----- SOURCE RECORDS

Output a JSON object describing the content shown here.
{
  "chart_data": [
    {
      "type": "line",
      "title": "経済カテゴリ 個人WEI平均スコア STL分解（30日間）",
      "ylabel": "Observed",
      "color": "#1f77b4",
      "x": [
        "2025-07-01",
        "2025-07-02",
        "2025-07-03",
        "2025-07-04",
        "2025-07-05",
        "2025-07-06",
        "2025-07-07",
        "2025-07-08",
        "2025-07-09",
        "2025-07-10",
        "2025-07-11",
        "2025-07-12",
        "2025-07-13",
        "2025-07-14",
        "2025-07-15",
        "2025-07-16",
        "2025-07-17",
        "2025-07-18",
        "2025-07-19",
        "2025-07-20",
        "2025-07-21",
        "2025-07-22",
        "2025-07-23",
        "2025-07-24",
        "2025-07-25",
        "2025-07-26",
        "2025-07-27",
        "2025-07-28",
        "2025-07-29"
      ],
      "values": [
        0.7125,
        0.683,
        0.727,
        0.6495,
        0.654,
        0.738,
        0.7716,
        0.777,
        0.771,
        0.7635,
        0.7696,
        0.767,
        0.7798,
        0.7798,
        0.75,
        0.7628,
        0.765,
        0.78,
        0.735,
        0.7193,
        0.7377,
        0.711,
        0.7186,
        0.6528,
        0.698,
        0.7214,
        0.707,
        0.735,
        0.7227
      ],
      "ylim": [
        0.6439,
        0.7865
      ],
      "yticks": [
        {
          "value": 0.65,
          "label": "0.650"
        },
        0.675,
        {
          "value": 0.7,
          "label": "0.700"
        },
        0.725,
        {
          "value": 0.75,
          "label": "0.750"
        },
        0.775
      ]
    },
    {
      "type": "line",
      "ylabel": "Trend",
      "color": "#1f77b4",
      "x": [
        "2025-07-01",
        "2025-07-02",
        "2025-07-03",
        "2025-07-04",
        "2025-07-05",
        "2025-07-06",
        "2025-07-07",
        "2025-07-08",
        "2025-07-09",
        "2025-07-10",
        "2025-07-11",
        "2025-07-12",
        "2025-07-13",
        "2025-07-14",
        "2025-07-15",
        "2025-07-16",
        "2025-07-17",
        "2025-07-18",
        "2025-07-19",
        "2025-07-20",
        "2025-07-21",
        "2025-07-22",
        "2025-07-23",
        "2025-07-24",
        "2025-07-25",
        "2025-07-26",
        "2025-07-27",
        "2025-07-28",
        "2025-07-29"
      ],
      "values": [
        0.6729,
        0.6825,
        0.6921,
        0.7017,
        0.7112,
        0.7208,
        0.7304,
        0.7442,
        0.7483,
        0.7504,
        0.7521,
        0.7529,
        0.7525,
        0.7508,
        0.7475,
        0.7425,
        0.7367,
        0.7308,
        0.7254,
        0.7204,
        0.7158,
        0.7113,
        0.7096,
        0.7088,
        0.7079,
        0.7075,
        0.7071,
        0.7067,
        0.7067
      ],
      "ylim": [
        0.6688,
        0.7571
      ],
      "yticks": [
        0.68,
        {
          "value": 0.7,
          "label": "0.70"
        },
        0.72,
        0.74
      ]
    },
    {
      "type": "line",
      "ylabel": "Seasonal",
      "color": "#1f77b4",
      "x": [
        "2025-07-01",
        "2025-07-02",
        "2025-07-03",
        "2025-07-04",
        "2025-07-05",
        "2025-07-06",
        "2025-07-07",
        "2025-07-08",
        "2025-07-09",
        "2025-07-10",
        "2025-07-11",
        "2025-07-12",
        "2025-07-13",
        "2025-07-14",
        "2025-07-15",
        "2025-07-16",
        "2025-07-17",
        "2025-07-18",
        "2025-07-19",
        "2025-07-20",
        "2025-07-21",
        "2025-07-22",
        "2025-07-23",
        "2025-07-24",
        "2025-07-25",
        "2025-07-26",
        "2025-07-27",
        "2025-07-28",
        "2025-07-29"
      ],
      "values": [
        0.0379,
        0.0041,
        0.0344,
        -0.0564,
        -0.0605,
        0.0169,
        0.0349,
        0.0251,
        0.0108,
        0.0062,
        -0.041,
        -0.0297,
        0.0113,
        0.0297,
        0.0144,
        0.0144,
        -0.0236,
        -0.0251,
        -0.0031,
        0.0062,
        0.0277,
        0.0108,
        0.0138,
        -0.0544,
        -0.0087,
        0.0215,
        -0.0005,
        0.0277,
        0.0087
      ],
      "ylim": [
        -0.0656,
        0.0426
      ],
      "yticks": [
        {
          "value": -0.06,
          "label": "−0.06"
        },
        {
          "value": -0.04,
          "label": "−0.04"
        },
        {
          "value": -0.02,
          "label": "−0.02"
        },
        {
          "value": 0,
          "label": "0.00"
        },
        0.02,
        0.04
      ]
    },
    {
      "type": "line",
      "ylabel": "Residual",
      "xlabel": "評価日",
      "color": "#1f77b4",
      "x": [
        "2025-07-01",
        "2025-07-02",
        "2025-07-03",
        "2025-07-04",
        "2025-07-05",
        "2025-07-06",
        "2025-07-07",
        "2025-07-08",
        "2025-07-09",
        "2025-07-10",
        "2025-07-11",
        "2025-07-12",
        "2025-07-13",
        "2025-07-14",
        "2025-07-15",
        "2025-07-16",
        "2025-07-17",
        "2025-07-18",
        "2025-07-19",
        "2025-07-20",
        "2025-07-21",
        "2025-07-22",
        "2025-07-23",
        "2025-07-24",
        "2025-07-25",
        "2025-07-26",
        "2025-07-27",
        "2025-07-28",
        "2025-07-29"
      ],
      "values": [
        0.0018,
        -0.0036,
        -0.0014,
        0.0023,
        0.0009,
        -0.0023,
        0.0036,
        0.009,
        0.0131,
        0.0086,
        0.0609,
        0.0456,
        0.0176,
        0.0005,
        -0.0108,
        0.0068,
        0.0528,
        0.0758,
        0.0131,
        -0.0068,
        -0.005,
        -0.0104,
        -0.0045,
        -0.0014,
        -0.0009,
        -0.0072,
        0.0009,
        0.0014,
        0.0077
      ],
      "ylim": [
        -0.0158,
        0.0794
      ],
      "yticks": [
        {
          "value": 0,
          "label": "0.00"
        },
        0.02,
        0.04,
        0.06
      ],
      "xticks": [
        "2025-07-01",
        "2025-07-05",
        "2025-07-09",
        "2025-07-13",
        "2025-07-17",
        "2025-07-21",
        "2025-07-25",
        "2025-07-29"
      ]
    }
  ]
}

----------

Extract every record. Keep wording exact.

Output a JSON object describing the content shown here.
{
  "chart_data": [
    {
      "type": "line",
      "title": "経済カテゴリ 個人WEI平均スコア STL分解（30日間）",
      "ylabel": "Observed",
      "color": "#1f77b4",
      "x": [
        "2025-07-01",
        "2025-07-02",
        "2025-07-03",
        "2025-07-04",
        "2025-07-05",
        "2025-07-06",
        "2025-07-07",
        "2025-07-08",
        "2025-07-09",
        "2025-07-10",
        "2025-07-11",
        "2025-07-12",
        "2025-07-13",
        "2025-07-14",
        "2025-07-15",
        "2025-07-16",
        "2025-07-17",
        "2025-07-18",
        "2025-07-19",
        "2025-07-20",
        "2025-07-21",
        "2025-07-22",
        "2025-07-23",
        "2025-07-24",
        "2025-07-25",
        "2025-07-26",
        "2025-07-27",
        "2025-07-28",
        "2025-07-29"
      ],
      "values": [
        0.7125,
        0.683,
        0.727,
        0.6495,
        0.654,
        0.738,
        0.7716,
        0.777,
        0.771,
        0.7635,
        0.7696,
        0.767,
        0.7798,
        0.7798,
        0.75,
        0.7628,
        0.765,
        0.78,
        0.735,
        0.7193,
        0.7377,
        0.711,
        0.7186,
        0.6528,
        0.698,
        0.7214,
        0.707,
        0.735,
        0.7227
      ],
      "ylim": [
        0.6439,
        0.7865
      ],
      "yticks": [
        {
          "value": 0.65,
          "label": "0.650"
        },
        0.675,
        {
          "value": 0.7,
          "label": "0.700"
        },
        0.725,
        {
          "value": 0.75,
          "label": "0.750"
        },
        0.775
      ]
    },
    {
      "type": "line",
      "ylabel": "Trend",
      "color": "#1f77b4",
      "x": [
        "2025-07-01",
        "2025-07-02",
        "2025-07-03",
        "2025-07-04",
        "2025-07-05",
        "2025-07-06",
        "2025-07-07",
        "2025-07-08",
        "2025-07-09",
        "2025-07-10",
        "2025-07-11",
        "2025-07-12",
        "2025-07-13",
        "2025-07-14",
        "2025-07-15",
        "2025-07-16",
        "2025-07-17",
        "2025-07-18",
        "2025-07-19",
        "2025-07-20",
        "2025-07-21",
        "2025-07-22",
        "2025-07-23",
        "2025-07-24",
        "2025-07-25",
        "2025-07-26",
        "2025-07-27",
        "2025-07-28",
        "2025-07-29"
      ],
      "values": [
        0.6729,
        0.6825,
        0.6921,
        0.7017,
        0.7112,
        0.7208,
        0.7304,
        0.7442,
        0.7483,
        0.7504,
        0.7521,
        0.7529,
        0.7525,
        0.7508,
        0.7475,
        0.7425,
        0.7367,
        0.7308,
        0.7254,
        0.7204,
        0.7158,
        0.7113,
        0.7096,
        0.7088,
        0.7079,
        0.7075,
        0.7071,
        0.7067,
        0.7067
      ],
      "ylim": [
        0.6688,
        0.7571
      ],
      "yticks": [
        0.68,
        {
          "value": 0.7,
          "label": "0.70"
        },
        0.72,
        0.74
      ]
    },
    {
      "type": "line",
      "ylabel": "Seasonal",
      "color": "#1f77b4",
      "x": [
        "2025-07-01",
        "2025-07-02",
        "2025-07-03",
        "2025-07-04",
        "2025-07-05",
        "2025-07-06",
        "2025-07-07",
        "2025-07-08",
        "2025-07-09",
        "2025-07-10",
        "2025-07-11",
        "2025-07-12",
        "2025-07-13",
        "2025-07-14",
        "2025-07-15",
        "2025-07-16",
        "2025-07-17",
        "2025-07-18",
        "2025-07-19",
        "2025-07-20",
        "2025-07-21",
        "2025-07-22",
        "2025-07-23",
        "2025-07-24",
        "2025-07-25",
        "2025-07-26",
        "2025-07-27",
        "2025-07-28",
        "2025-07-29"
      ],
      "values": [
        0.0379,
        0.0041,
        0.0344,
        -0.0564,
        -0.0605,
        0.0169,
        0.0349,
        0.0251,
        0.0108,
        0.0062,
        -0.041,
        -0.0297,
        0.0113,
        0.0297,
        0.0144,
        0.0144,
        -0.0236,
        -0.0251,
        -0.0031,
        0.0062,
        0.0277,
        0.0108,
        0.0138,
        -0.0544,
        -0.0087,
        0.0215,
        -0.0005,
        0.0277,
        0.0087
      ],
      "ylim": [
        -0.0656,
        0.0426
      ],
      "yticks": [
        {
          "value": -0.06,
          "label": "−0.06"
        },
        {
          "value": -0.04,
          "label": "−0.04"
        },
        {
          "value": -0.02,
          "label": "−0.02"
        },
        {
          "value": 0,
          "label": "0.00"
        },
        0.02,
        0.04
      ]
    },
    {
      "type": "line",
      "ylabel": "Residual",
      "xlabel": "評価日",
      "color": "#1f77b4",
      "x": [
        "2025-07-01",
        "2025-07-02",
        "2025-07-03",
        "2025-07-04",
        "2025-07-05",
        "2025-07-06",
        "2025-07-07",
        "2025-07-08",
        "2025-07-09",
        "2025-07-10",
        "2025-07-11",
        "2025-07-12",
        "2025-07-13",
        "2025-07-14",
        "2025-07-15",
        "2025-07-16",
        "2025-07-17",
        "2025-07-18",
        "2025-07-19",
        "2025-07-20",
        "2025-07-21",
        "2025-07-22",
        "2025-07-23",
        "2025-07-24",
        "2025-07-25",
        "2025-07-26",
        "2025-07-27",
        "2025-07-28",
        "2025-07-29"
      ],
      "values": [
        0.0018,
        -0.0036,
        -0.0014,
        0.0023,
        0.0009,
        -0.0023,
        0.0036,
        0.009,
        0.0131,
        0.0086,
        0.0609,
        0.0456,
        0.0176,
        0.0005,
        -0.0108,
        0.0068,
        0.0528,
        0.0758,
        0.0131,
        -0.0068,
        -0.005,
        -0.0104,
        -0.0045,
        -0.0014,
        -0.0009,
        -0.0072,
        0.0009,
        0.0014,
        0.0077
      ],
      "ylim": [
        -0.0158,
        0.0794
      ],
      "yticks": [
        {
          "value": 0,
          "label": "0.00"
        },
        0.02,
        0.04,
        0.06
      ],
      "xticks": [
        "2025-07-01",
        "2025-07-05",
        "2025-07-09",
        "2025-07-13",
        "2025-07-17",
        "2025-07-21",
        "2025-07-25",
        "2025-07-29"
      ]
    }
  ]
}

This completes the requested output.